▸ Objective:
Reply with the count of lines holding "JSON", nothing more.

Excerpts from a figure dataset
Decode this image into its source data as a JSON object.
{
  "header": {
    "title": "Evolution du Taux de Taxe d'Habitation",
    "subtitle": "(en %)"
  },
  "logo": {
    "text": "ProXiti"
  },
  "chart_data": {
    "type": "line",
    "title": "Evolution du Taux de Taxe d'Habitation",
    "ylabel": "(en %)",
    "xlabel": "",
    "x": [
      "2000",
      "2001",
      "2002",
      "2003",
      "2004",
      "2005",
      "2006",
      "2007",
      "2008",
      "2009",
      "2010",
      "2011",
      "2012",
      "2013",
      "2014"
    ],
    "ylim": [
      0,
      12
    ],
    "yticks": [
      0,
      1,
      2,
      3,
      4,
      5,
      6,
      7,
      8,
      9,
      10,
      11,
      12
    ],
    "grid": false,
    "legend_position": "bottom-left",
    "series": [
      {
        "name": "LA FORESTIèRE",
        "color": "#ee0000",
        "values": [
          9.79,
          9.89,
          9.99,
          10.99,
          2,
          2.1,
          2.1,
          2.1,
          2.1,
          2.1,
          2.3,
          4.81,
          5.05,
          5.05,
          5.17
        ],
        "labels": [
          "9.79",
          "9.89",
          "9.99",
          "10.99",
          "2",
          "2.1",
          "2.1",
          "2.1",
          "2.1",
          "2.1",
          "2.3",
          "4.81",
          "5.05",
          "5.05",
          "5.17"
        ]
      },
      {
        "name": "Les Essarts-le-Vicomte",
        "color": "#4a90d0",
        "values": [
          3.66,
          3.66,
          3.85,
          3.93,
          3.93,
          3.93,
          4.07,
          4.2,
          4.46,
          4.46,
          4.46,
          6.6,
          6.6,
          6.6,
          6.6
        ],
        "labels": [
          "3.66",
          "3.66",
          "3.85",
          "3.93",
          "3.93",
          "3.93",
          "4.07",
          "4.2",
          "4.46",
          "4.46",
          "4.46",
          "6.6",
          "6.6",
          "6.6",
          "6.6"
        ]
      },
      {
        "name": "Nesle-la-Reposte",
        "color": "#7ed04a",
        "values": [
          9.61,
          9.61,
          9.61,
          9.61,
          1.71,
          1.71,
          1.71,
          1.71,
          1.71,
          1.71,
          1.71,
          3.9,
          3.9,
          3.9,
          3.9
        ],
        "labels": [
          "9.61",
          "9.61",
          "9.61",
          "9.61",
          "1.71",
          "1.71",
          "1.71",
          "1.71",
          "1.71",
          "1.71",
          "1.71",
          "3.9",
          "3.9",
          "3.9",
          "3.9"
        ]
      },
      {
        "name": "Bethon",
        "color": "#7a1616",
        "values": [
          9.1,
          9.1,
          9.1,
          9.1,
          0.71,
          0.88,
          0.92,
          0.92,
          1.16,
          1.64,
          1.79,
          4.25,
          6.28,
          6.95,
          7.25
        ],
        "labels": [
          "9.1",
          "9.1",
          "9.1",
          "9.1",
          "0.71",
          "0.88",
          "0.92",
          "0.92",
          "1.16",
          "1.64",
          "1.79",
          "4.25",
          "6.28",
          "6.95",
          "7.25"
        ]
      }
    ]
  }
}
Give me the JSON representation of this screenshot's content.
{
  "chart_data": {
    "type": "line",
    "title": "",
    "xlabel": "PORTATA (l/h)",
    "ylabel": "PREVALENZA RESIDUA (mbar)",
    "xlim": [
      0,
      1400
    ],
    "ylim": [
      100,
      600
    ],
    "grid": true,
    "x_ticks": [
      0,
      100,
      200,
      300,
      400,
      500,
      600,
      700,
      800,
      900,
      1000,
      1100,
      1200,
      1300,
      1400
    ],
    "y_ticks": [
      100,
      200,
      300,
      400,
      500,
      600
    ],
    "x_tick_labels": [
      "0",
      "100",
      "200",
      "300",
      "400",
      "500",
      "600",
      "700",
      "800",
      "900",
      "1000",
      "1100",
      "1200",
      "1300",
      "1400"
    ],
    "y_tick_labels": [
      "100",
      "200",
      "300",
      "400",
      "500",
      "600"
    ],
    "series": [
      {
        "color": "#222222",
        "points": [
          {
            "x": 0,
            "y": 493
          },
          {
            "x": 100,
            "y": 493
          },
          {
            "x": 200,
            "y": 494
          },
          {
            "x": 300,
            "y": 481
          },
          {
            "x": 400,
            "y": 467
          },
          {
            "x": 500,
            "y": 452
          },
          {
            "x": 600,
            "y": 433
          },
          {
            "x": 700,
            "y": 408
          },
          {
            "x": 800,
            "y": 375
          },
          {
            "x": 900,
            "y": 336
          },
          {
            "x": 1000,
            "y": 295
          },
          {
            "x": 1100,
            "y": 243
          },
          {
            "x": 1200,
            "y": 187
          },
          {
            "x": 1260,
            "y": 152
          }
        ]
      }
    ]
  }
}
---
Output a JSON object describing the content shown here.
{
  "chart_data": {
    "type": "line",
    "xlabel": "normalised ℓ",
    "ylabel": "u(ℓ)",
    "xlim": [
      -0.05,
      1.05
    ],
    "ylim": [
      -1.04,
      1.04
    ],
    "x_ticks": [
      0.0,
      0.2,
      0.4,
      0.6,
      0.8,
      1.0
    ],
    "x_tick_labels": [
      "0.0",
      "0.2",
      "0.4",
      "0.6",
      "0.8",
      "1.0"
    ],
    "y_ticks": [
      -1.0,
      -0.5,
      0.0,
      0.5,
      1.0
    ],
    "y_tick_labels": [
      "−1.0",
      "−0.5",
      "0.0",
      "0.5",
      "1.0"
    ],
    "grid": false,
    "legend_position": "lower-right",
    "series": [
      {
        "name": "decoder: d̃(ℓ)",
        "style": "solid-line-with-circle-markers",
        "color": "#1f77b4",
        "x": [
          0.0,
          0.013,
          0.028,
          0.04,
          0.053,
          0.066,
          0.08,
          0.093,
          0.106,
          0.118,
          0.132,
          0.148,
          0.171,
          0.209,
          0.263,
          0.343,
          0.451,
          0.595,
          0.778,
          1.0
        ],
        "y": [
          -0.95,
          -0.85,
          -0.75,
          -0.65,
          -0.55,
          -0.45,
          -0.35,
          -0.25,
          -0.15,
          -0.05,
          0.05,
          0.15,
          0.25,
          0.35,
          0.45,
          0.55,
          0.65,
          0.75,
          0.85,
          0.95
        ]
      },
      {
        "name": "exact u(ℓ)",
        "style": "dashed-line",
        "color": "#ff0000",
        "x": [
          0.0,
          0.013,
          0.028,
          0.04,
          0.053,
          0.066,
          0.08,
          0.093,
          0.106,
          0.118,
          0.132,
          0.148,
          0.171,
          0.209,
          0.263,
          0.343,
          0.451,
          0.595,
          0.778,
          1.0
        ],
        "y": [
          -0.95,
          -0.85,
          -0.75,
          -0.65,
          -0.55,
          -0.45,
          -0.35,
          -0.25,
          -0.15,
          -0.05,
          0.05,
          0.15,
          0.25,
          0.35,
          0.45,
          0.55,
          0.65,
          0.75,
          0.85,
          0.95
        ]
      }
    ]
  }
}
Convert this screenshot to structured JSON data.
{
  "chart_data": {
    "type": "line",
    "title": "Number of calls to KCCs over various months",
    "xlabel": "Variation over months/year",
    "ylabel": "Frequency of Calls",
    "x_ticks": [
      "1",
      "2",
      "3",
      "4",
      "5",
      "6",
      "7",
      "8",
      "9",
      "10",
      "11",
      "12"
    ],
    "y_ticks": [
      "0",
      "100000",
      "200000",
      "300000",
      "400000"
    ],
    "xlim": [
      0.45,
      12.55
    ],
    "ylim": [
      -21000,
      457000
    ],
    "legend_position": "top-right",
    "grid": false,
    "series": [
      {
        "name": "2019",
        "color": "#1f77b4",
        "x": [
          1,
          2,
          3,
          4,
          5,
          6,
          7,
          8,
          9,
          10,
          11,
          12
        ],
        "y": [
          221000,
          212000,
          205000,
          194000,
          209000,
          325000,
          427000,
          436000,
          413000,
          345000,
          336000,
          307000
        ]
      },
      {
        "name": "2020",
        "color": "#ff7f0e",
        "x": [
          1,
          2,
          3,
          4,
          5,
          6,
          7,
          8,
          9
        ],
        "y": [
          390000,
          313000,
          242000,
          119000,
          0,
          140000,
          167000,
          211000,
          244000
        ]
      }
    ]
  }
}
...
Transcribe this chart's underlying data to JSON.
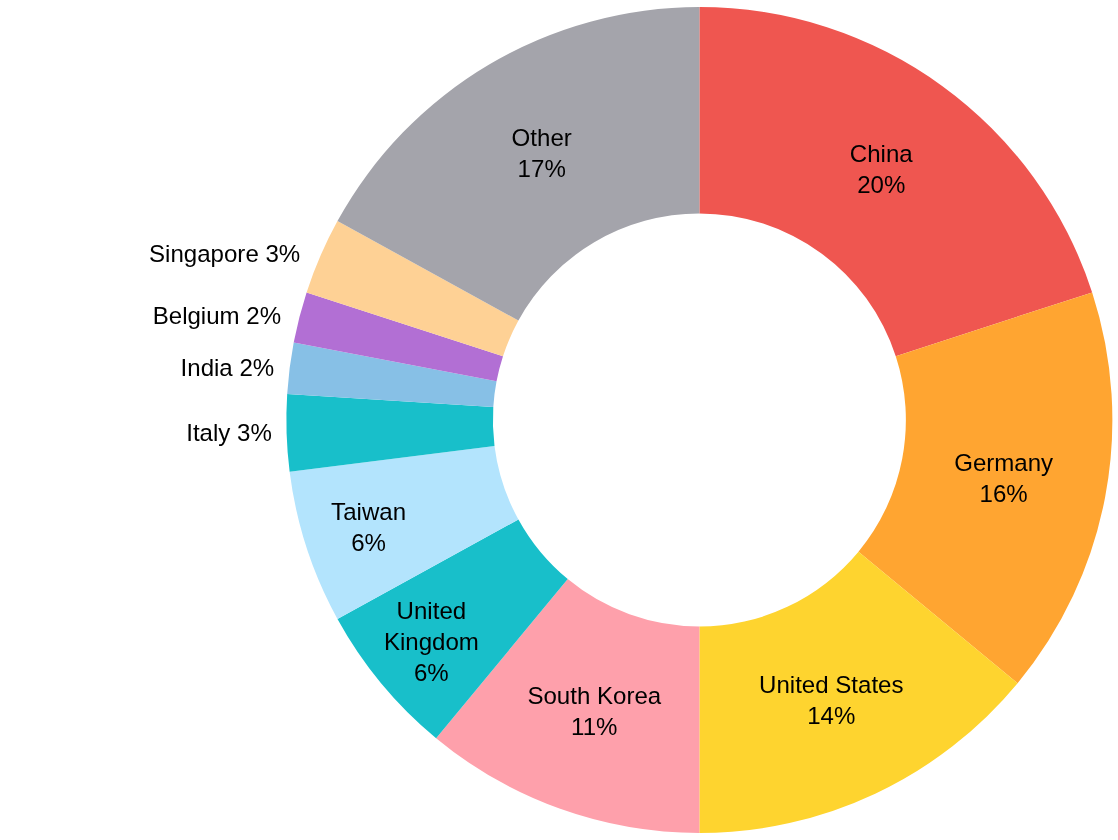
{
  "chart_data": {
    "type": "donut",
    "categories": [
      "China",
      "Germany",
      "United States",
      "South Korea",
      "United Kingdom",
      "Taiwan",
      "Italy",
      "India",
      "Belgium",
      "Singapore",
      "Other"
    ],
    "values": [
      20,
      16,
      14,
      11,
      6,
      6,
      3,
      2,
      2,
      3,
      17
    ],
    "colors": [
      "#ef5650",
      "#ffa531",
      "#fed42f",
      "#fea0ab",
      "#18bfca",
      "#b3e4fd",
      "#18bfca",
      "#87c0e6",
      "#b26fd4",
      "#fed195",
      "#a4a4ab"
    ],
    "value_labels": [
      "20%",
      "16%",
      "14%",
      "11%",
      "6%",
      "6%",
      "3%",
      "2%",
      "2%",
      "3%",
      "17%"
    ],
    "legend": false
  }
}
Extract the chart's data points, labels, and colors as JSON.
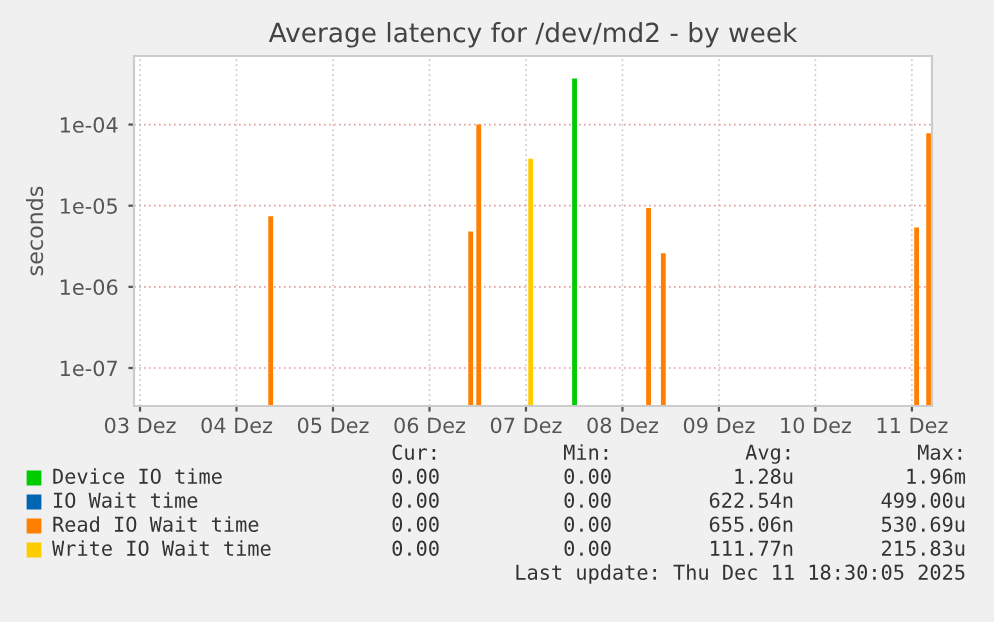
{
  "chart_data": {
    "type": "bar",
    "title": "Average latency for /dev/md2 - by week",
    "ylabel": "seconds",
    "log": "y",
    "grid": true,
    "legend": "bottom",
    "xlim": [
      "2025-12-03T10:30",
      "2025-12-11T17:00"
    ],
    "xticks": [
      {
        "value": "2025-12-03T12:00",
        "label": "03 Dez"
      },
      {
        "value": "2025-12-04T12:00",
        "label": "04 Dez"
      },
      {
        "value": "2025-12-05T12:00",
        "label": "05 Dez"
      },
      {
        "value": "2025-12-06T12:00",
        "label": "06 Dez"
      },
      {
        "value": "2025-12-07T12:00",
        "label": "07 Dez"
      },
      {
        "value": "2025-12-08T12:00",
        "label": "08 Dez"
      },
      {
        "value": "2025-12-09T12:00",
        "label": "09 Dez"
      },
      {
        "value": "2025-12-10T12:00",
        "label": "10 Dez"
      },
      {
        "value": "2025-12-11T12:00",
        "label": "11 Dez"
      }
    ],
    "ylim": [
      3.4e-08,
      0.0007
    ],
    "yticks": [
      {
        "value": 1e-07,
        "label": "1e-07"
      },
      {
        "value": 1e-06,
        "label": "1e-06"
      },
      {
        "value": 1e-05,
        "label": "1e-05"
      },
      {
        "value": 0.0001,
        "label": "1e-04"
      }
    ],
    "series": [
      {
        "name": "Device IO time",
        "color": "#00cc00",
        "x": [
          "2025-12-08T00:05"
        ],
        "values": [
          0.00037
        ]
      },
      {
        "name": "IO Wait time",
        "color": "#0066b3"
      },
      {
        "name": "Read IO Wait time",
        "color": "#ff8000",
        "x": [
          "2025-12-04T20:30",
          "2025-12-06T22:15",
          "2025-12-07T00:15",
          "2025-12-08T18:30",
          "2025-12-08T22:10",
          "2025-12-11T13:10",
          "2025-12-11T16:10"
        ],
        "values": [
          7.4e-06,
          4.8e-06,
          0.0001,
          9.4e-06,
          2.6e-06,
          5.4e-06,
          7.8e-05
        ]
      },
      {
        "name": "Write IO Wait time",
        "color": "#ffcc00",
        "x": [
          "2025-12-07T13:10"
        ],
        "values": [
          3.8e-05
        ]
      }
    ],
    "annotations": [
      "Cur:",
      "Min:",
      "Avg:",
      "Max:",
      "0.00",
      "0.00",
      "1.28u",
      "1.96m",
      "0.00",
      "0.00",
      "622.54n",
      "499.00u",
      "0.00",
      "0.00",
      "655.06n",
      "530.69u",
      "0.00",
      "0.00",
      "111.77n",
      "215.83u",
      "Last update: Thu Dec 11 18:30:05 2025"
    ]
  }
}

▸ Right answer:
6